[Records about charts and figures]
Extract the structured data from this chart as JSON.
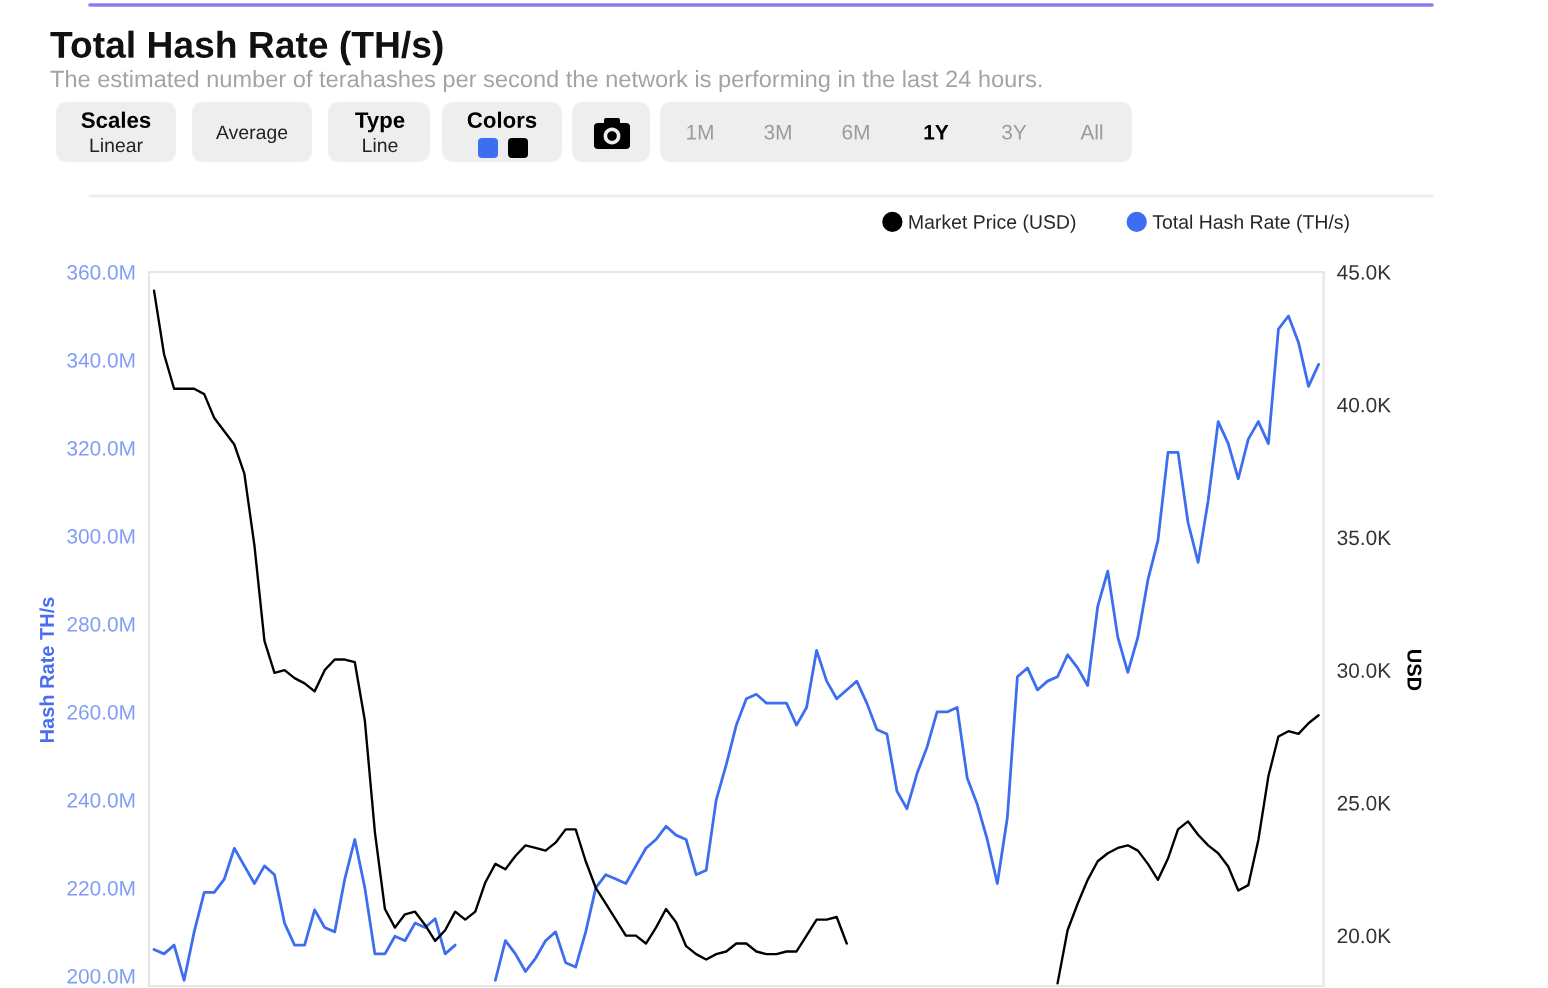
{
  "chart_data": {
    "type": "line",
    "title": "Total Hash Rate (TH/s)",
    "subtitle": "The estimated number of terahashes per second the network is performing in the last 24 hours.",
    "ylabel": "Hash Rate TH/s",
    "y2label": "USD",
    "annotations": [
      "Scales",
      "Linear",
      "Average",
      "Type",
      "Line",
      "Colors",
      "1M",
      "3M",
      "6M",
      "1Y",
      "3Y",
      "All"
    ],
    "legend": "top right",
    "categories": [
      null,
      null,
      null,
      null,
      null,
      null,
      null,
      null,
      null,
      null,
      null,
      null,
      null,
      null,
      null,
      null,
      null,
      null,
      null,
      null,
      null,
      null,
      null,
      null,
      null,
      null,
      null,
      null,
      null,
      null,
      null,
      null,
      null,
      null,
      null,
      null,
      null,
      null,
      null,
      null,
      null,
      null,
      null,
      null,
      null,
      null,
      null,
      null,
      null,
      null,
      null,
      null,
      null,
      null,
      null,
      null,
      null,
      null,
      null,
      null,
      null,
      null,
      null,
      null,
      null,
      null,
      null,
      null,
      null,
      null,
      null,
      null,
      null,
      null,
      null,
      null,
      null,
      null,
      null,
      null,
      null,
      null,
      null,
      null,
      null,
      null,
      null,
      null,
      null,
      null,
      null,
      null,
      null,
      null,
      null,
      null,
      null,
      null,
      null,
      null,
      null,
      null,
      null,
      null,
      null,
      null,
      null,
      null,
      null,
      null,
      null,
      null,
      null,
      null,
      null,
      null,
      null
    ],
    "series": [
      {
        "name": "Market Price (USD)",
        "color": "#000000",
        "axis": "y2",
        "values": [
          44.3,
          41.9,
          40.6,
          40.6,
          40.6,
          40.4,
          39.5,
          39.0,
          38.5,
          37.4,
          34.7,
          31.1,
          29.9,
          30.0,
          29.7,
          29.5,
          29.2,
          30.0,
          30.4,
          30.4,
          30.3,
          28.1,
          23.9,
          21.0,
          20.3,
          20.8,
          20.9,
          20.4,
          19.8,
          20.2,
          20.9,
          20.6,
          20.9,
          22.0,
          22.7,
          22.5,
          23.0,
          23.4,
          23.3,
          23.2,
          23.5,
          24.0,
          24.0,
          22.8,
          21.8,
          21.2,
          20.6,
          20.0,
          20.0,
          19.7,
          20.3,
          21.0,
          20.5,
          19.6,
          19.3,
          19.1,
          19.3,
          19.4,
          19.7,
          19.7,
          19.4,
          19.3,
          19.3,
          19.4,
          19.4,
          20.0,
          20.6,
          20.6,
          20.7,
          19.7,
          null,
          null,
          null,
          null,
          null,
          null,
          null,
          null,
          null,
          null,
          null,
          null,
          null,
          null,
          null,
          null,
          null,
          null,
          null,
          null,
          null,
          null,
          null,
          null,
          null,
          null,
          null,
          null,
          null,
          null,
          null,
          null,
          null,
          null,
          null,
          null,
          null,
          null,
          null,
          null,
          null,
          null,
          null,
          null,
          null,
          null,
          null
        ]
      },
      {
        "color": "#000000",
        "axis": "y2",
        "values": [
          null,
          null,
          null,
          null,
          null,
          null,
          null,
          null,
          null,
          null,
          null,
          null,
          null,
          null,
          null,
          null,
          null,
          null,
          null,
          null,
          null,
          null,
          null,
          null,
          null,
          null,
          null,
          null,
          null,
          null,
          null,
          null,
          null,
          null,
          null,
          null,
          null,
          null,
          null,
          null,
          null,
          null,
          null,
          null,
          null,
          null,
          null,
          null,
          null,
          null,
          null,
          null,
          null,
          null,
          null,
          null,
          null,
          null,
          null,
          null,
          null,
          null,
          null,
          null,
          null,
          null,
          null,
          null,
          null,
          null,
          null,
          null,
          null,
          null,
          null,
          null,
          null,
          null,
          null,
          null,
          null,
          null,
          null,
          null,
          null,
          null,
          null,
          null,
          null,
          null,
          18.2,
          20.2,
          21.2,
          22.1,
          22.8,
          23.1,
          23.3,
          23.4,
          23.2,
          22.7,
          22.1,
          22.9,
          24.0,
          24.3,
          23.8,
          23.4,
          23.1,
          22.6,
          21.7,
          21.9,
          23.6,
          26.0,
          27.5,
          27.7,
          27.6,
          28.0,
          28.3
        ]
      },
      {
        "name": "Total Hash Rate (TH/s)",
        "color": "#3d6ef0",
        "axis": "y",
        "values": [
          206,
          205,
          207,
          199,
          210,
          219,
          219,
          222,
          229,
          225,
          221,
          225,
          223,
          212,
          207,
          207,
          215,
          211,
          210,
          222,
          231,
          220,
          205,
          205,
          209,
          208,
          212,
          211,
          213,
          205,
          207,
          null,
          null,
          null,
          null,
          null,
          null,
          null,
          null,
          null,
          null,
          null,
          null,
          null,
          null,
          null,
          null,
          null,
          null,
          null,
          null,
          null,
          null,
          null,
          null,
          null,
          null,
          null,
          null,
          null,
          null,
          null,
          null,
          null,
          null,
          null,
          null,
          null,
          null,
          null,
          null,
          null,
          null,
          null,
          null,
          null,
          null,
          null,
          null,
          null,
          null,
          null,
          null,
          null,
          null,
          null,
          null,
          null,
          null,
          null,
          null,
          null,
          null,
          null,
          null,
          null,
          null,
          null,
          null,
          null,
          null,
          null,
          null,
          null,
          null,
          null,
          null,
          null,
          null,
          null,
          null,
          null,
          null,
          null,
          null,
          null,
          null
        ]
      },
      {
        "color": "#3d6ef0",
        "axis": "y",
        "values": [
          null,
          null,
          null,
          null,
          null,
          null,
          null,
          null,
          null,
          null,
          null,
          null,
          null,
          null,
          null,
          null,
          null,
          null,
          null,
          null,
          null,
          null,
          null,
          null,
          null,
          null,
          null,
          null,
          null,
          null,
          null,
          null,
          null,
          null,
          199,
          208,
          205,
          201,
          204,
          208,
          210,
          203,
          202,
          210,
          220,
          223,
          222,
          221,
          225,
          229,
          231,
          234,
          232,
          231,
          223,
          224,
          240,
          248,
          257,
          263,
          264,
          262,
          262,
          262,
          257,
          261,
          274,
          267,
          263,
          265,
          267,
          262,
          256,
          255,
          242,
          238,
          246,
          252,
          260,
          260,
          261,
          245,
          239,
          231,
          221,
          236,
          268,
          270,
          265,
          267,
          268,
          273,
          270,
          266,
          284,
          292,
          277,
          269,
          277,
          290,
          299,
          319,
          319,
          303,
          294,
          308,
          326,
          321,
          313,
          322,
          326,
          321,
          347,
          350,
          344,
          334,
          339
        ]
      }
    ],
    "ylim": [
      197.7,
      360
    ],
    "yticks": [
      {
        "value": 200,
        "label": "200.0M"
      },
      {
        "value": 220,
        "label": "220.0M"
      },
      {
        "value": 240,
        "label": "240.0M"
      },
      {
        "value": 260,
        "label": "260.0M"
      },
      {
        "value": 280,
        "label": "280.0M"
      },
      {
        "value": 300,
        "label": "300.0M"
      },
      {
        "value": 320,
        "label": "320.0M"
      },
      {
        "value": 340,
        "label": "340.0M"
      },
      {
        "value": 360,
        "label": "360.0M"
      }
    ],
    "y2lim": [
      18.1,
      45
    ],
    "y2ticks": [
      {
        "value": 20,
        "label": "20.0K"
      },
      {
        "value": 25,
        "label": "25.0K"
      },
      {
        "value": 30,
        "label": "30.0K"
      },
      {
        "value": 35,
        "label": "35.0K"
      },
      {
        "value": 40,
        "label": "40.0K"
      },
      {
        "value": 45,
        "label": "45.0K"
      }
    ]
  }
}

◆ Aim
Reproduce all the entries that precede this task, word for word, minus any pictures.

◆ Task response
Extract the structured data from this chart as JSON.
{
  "chart_data": {
    "type": "line",
    "title": "Total Hash Rate (TH/s)",
    "subtitle": "The estimated number of terahashes per second the network is performing in the last 24 hours.",
    "ylabel": "Hash Rate TH/s",
    "y2label": "USD",
    "annotations": [
      "Scales",
      "Linear",
      "Average",
      "Type",
      "Line",
      "Colors",
      "1M",
      "3M",
      "6M",
      "1Y",
      "3Y",
      "All"
    ],
    "legend": "top right",
    "categories": [
      null,
      null,
      null,
      null,
      null,
      null,
      null,
      null,
      null,
      null,
      null,
      null,
      null,
      null,
      null,
      null,
      null,
      null,
      null,
      null,
      null,
      null,
      null,
      null,
      null,
      null,
      null,
      null,
      null,
      null,
      null,
      null,
      null,
      null,
      null,
      null,
      null,
      null,
      null,
      null,
      null,
      null,
      null,
      null,
      null,
      null,
      null,
      null,
      null,
      null,
      null,
      null,
      null,
      null,
      null,
      null,
      null,
      null,
      null,
      null,
      null,
      null,
      null,
      null,
      null,
      null,
      null,
      null,
      null,
      null,
      null,
      null,
      null,
      null,
      null,
      null,
      null,
      null,
      null,
      null,
      null,
      null,
      null,
      null,
      null,
      null,
      null,
      null,
      null,
      null,
      null,
      null,
      null,
      null,
      null,
      null,
      null,
      null,
      null,
      null,
      null,
      null,
      null,
      null,
      null,
      null,
      null,
      null,
      null,
      null,
      null,
      null,
      null,
      null,
      null,
      null,
      null
    ],
    "series": [
      {
        "name": "Market Price (USD)",
        "color": "#000000",
        "axis": "y2",
        "values": [
          44.3,
          41.9,
          40.6,
          40.6,
          40.6,
          40.4,
          39.5,
          39.0,
          38.5,
          37.4,
          34.7,
          31.1,
          29.9,
          30.0,
          29.7,
          29.5,
          29.2,
          30.0,
          30.4,
          30.4,
          30.3,
          28.1,
          23.9,
          21.0,
          20.3,
          20.8,
          20.9,
          20.4,
          19.8,
          20.2,
          20.9,
          20.6,
          20.9,
          22.0,
          22.7,
          22.5,
          23.0,
          23.4,
          23.3,
          23.2,
          23.5,
          24.0,
          24.0,
          22.8,
          21.8,
          21.2,
          20.6,
          20.0,
          20.0,
          19.7,
          20.3,
          21.0,
          20.5,
          19.6,
          19.3,
          19.1,
          19.3,
          19.4,
          19.7,
          19.7,
          19.4,
          19.3,
          19.3,
          19.4,
          19.4,
          20.0,
          20.6,
          20.6,
          20.7,
          19.7,
          null,
          null,
          null,
          null,
          null,
          null,
          null,
          null,
          null,
          null,
          null,
          null,
          null,
          null,
          null,
          null,
          null,
          null,
          null,
          null,
          null,
          null,
          null,
          null,
          null,
          null,
          null,
          null,
          null,
          null,
          null,
          null,
          null,
          null,
          null,
          null,
          null,
          null,
          null,
          null,
          null,
          null,
          null,
          null,
          null,
          null,
          null
        ]
      },
      {
        "color": "#000000",
        "axis": "y2",
        "values": [
          null,
          null,
          null,
          null,
          null,
          null,
          null,
          null,
          null,
          null,
          null,
          null,
          null,
          null,
          null,
          null,
          null,
          null,
          null,
          null,
          null,
          null,
          null,
          null,
          null,
          null,
          null,
          null,
          null,
          null,
          null,
          null,
          null,
          null,
          null,
          null,
          null,
          null,
          null,
          null,
          null,
          null,
          null,
          null,
          null,
          null,
          null,
          null,
          null,
          null,
          null,
          null,
          null,
          null,
          null,
          null,
          null,
          null,
          null,
          null,
          null,
          null,
          null,
          null,
          null,
          null,
          null,
          null,
          null,
          null,
          null,
          null,
          null,
          null,
          null,
          null,
          null,
          null,
          null,
          null,
          null,
          null,
          null,
          null,
          null,
          null,
          null,
          null,
          null,
          null,
          18.2,
          20.2,
          21.2,
          22.1,
          22.8,
          23.1,
          23.3,
          23.4,
          23.2,
          22.7,
          22.1,
          22.9,
          24.0,
          24.3,
          23.8,
          23.4,
          23.1,
          22.6,
          21.7,
          21.9,
          23.6,
          26.0,
          27.5,
          27.7,
          27.6,
          28.0,
          28.3
        ]
      },
      {
        "name": "Total Hash Rate (TH/s)",
        "color": "#3d6ef0",
        "axis": "y",
        "values": [
          206,
          205,
          207,
          199,
          210,
          219,
          219,
          222,
          229,
          225,
          221,
          225,
          223,
          212,
          207,
          207,
          215,
          211,
          210,
          222,
          231,
          220,
          205,
          205,
          209,
          208,
          212,
          211,
          213,
          205,
          207,
          null,
          null,
          null,
          null,
          null,
          null,
          null,
          null,
          null,
          null,
          null,
          null,
          null,
          null,
          null,
          null,
          null,
          null,
          null,
          null,
          null,
          null,
          null,
          null,
          null,
          null,
          null,
          null,
          null,
          null,
          null,
          null,
          null,
          null,
          null,
          null,
          null,
          null,
          null,
          null,
          null,
          null,
          null,
          null,
          null,
          null,
          null,
          null,
          null,
          null,
          null,
          null,
          null,
          null,
          null,
          null,
          null,
          null,
          null,
          null,
          null,
          null,
          null,
          null,
          null,
          null,
          null,
          null,
          null,
          null,
          null,
          null,
          null,
          null,
          null,
          null,
          null,
          null,
          null,
          null,
          null,
          null,
          null,
          null,
          null,
          null
        ]
      },
      {
        "color": "#3d6ef0",
        "axis": "y",
        "values": [
          null,
          null,
          null,
          null,
          null,
          null,
          null,
          null,
          null,
          null,
          null,
          null,
          null,
          null,
          null,
          null,
          null,
          null,
          null,
          null,
          null,
          null,
          null,
          null,
          null,
          null,
          null,
          null,
          null,
          null,
          null,
          null,
          null,
          null,
          199,
          208,
          205,
          201,
          204,
          208,
          210,
          203,
          202,
          210,
          220,
          223,
          222,
          221,
          225,
          229,
          231,
          234,
          232,
          231,
          223,
          224,
          240,
          248,
          257,
          263,
          264,
          262,
          262,
          262,
          257,
          261,
          274,
          267,
          263,
          265,
          267,
          262,
          256,
          255,
          242,
          238,
          246,
          252,
          260,
          260,
          261,
          245,
          239,
          231,
          221,
          236,
          268,
          270,
          265,
          267,
          268,
          273,
          270,
          266,
          284,
          292,
          277,
          269,
          277,
          290,
          299,
          319,
          319,
          303,
          294,
          308,
          326,
          321,
          313,
          322,
          326,
          321,
          347,
          350,
          344,
          334,
          339
        ]
      }
    ],
    "ylim": [
      197.7,
      360
    ],
    "yticks": [
      {
        "value": 200,
        "label": "200.0M"
      },
      {
        "value": 220,
        "label": "220.0M"
      },
      {
        "value": 240,
        "label": "240.0M"
      },
      {
        "value": 260,
        "label": "260.0M"
      },
      {
        "value": 280,
        "label": "280.0M"
      },
      {
        "value": 300,
        "label": "300.0M"
      },
      {
        "value": 320,
        "label": "320.0M"
      },
      {
        "value": 340,
        "label": "340.0M"
      },
      {
        "value": 360,
        "label": "360.0M"
      }
    ],
    "y2lim": [
      18.1,
      45
    ],
    "y2ticks": [
      {
        "value": 20,
        "label": "20.0K"
      },
      {
        "value": 25,
        "label": "25.0K"
      },
      {
        "value": 30,
        "label": "30.0K"
      },
      {
        "value": 35,
        "label": "35.0K"
      },
      {
        "value": 40,
        "label": "40.0K"
      },
      {
        "value": 45,
        "label": "45.0K"
      }
    ]
  }
}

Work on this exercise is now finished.